◆ Goal ◆
Set the listing down unchanged, minus every embedded image.

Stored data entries
- - -

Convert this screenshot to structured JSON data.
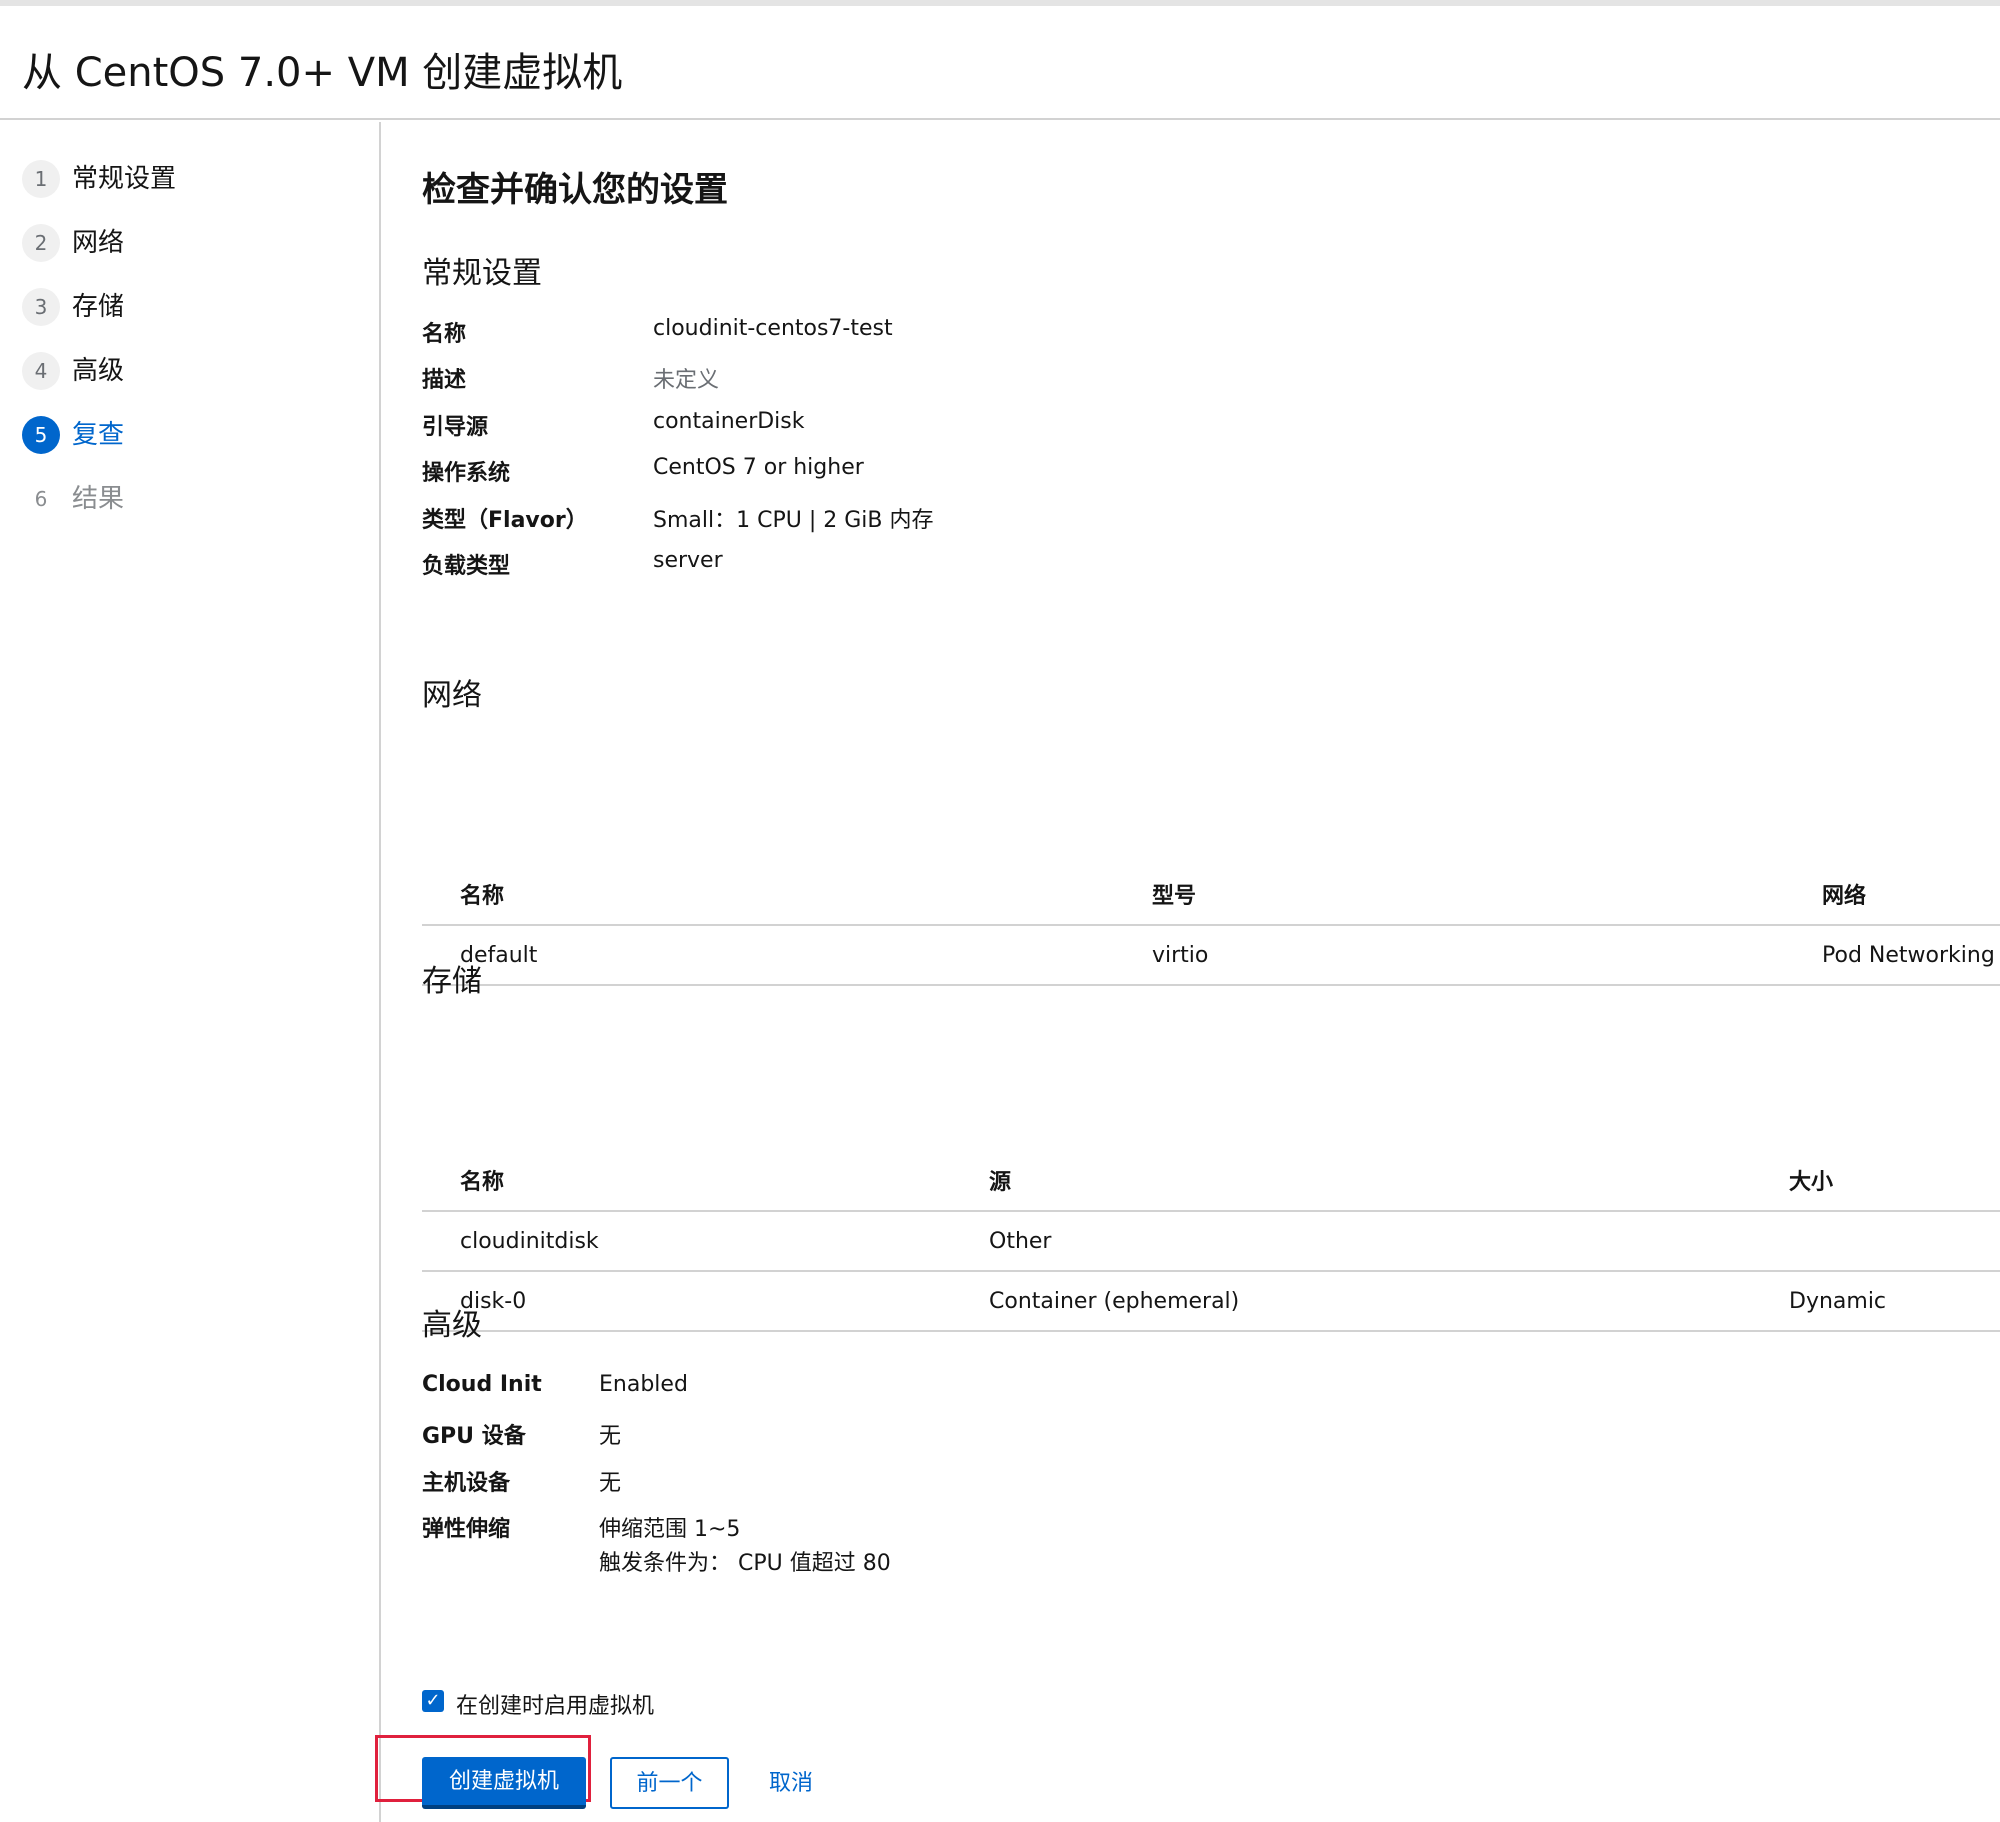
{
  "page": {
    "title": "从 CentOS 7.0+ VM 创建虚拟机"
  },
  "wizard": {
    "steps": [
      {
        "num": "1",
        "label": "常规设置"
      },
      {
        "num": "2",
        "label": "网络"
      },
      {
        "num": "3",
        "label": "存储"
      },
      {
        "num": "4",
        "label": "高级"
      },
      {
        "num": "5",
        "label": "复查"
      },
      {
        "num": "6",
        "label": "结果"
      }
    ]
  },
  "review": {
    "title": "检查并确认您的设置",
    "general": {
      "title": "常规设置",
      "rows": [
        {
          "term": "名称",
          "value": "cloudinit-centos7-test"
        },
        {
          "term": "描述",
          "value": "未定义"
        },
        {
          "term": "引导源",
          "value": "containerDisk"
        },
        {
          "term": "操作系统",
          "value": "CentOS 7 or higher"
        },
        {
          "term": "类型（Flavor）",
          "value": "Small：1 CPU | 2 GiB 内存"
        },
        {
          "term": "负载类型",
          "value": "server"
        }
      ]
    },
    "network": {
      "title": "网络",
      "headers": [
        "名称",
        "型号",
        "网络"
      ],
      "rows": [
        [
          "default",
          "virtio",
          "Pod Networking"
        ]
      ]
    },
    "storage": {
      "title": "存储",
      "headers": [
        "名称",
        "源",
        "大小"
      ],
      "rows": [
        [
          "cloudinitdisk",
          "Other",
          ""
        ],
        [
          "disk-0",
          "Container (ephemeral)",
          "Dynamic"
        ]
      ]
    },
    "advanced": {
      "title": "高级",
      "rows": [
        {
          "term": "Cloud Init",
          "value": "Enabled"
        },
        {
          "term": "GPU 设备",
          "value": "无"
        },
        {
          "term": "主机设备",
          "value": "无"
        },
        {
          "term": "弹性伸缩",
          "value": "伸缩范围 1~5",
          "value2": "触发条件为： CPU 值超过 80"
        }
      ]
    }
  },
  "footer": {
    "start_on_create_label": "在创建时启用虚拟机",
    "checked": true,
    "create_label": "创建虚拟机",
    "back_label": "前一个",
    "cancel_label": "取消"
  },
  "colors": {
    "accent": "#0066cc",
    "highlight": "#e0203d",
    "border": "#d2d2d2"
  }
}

- - -

◆ Answer to the problem ◆
Convert this screenshot to structured JSON data.
{
  "page": {
    "title": "从 CentOS 7.0+ VM 创建虚拟机"
  },
  "wizard": {
    "steps": [
      {
        "num": "1",
        "label": "常规设置"
      },
      {
        "num": "2",
        "label": "网络"
      },
      {
        "num": "3",
        "label": "存储"
      },
      {
        "num": "4",
        "label": "高级"
      },
      {
        "num": "5",
        "label": "复查"
      },
      {
        "num": "6",
        "label": "结果"
      }
    ]
  },
  "review": {
    "title": "检查并确认您的设置",
    "general": {
      "title": "常规设置",
      "rows": [
        {
          "term": "名称",
          "value": "cloudinit-centos7-test"
        },
        {
          "term": "描述",
          "value": "未定义"
        },
        {
          "term": "引导源",
          "value": "containerDisk"
        },
        {
          "term": "操作系统",
          "value": "CentOS 7 or higher"
        },
        {
          "term": "类型（Flavor）",
          "value": "Small：1 CPU | 2 GiB 内存"
        },
        {
          "term": "负载类型",
          "value": "server"
        }
      ]
    },
    "network": {
      "title": "网络",
      "headers": [
        "名称",
        "型号",
        "网络"
      ],
      "rows": [
        [
          "default",
          "virtio",
          "Pod Networking"
        ]
      ]
    },
    "storage": {
      "title": "存储",
      "headers": [
        "名称",
        "源",
        "大小"
      ],
      "rows": [
        [
          "cloudinitdisk",
          "Other",
          ""
        ],
        [
          "disk-0",
          "Container (ephemeral)",
          "Dynamic"
        ]
      ]
    },
    "advanced": {
      "title": "高级",
      "rows": [
        {
          "term": "Cloud Init",
          "value": "Enabled"
        },
        {
          "term": "GPU 设备",
          "value": "无"
        },
        {
          "term": "主机设备",
          "value": "无"
        },
        {
          "term": "弹性伸缩",
          "value": "伸缩范围 1~5",
          "value2": "触发条件为： CPU 值超过 80"
        }
      ]
    }
  },
  "footer": {
    "start_on_create_label": "在创建时启用虚拟机",
    "checked": true,
    "create_label": "创建虚拟机",
    "back_label": "前一个",
    "cancel_label": "取消"
  },
  "colors": {
    "accent": "#0066cc",
    "highlight": "#e0203d",
    "border": "#d2d2d2"
  }
}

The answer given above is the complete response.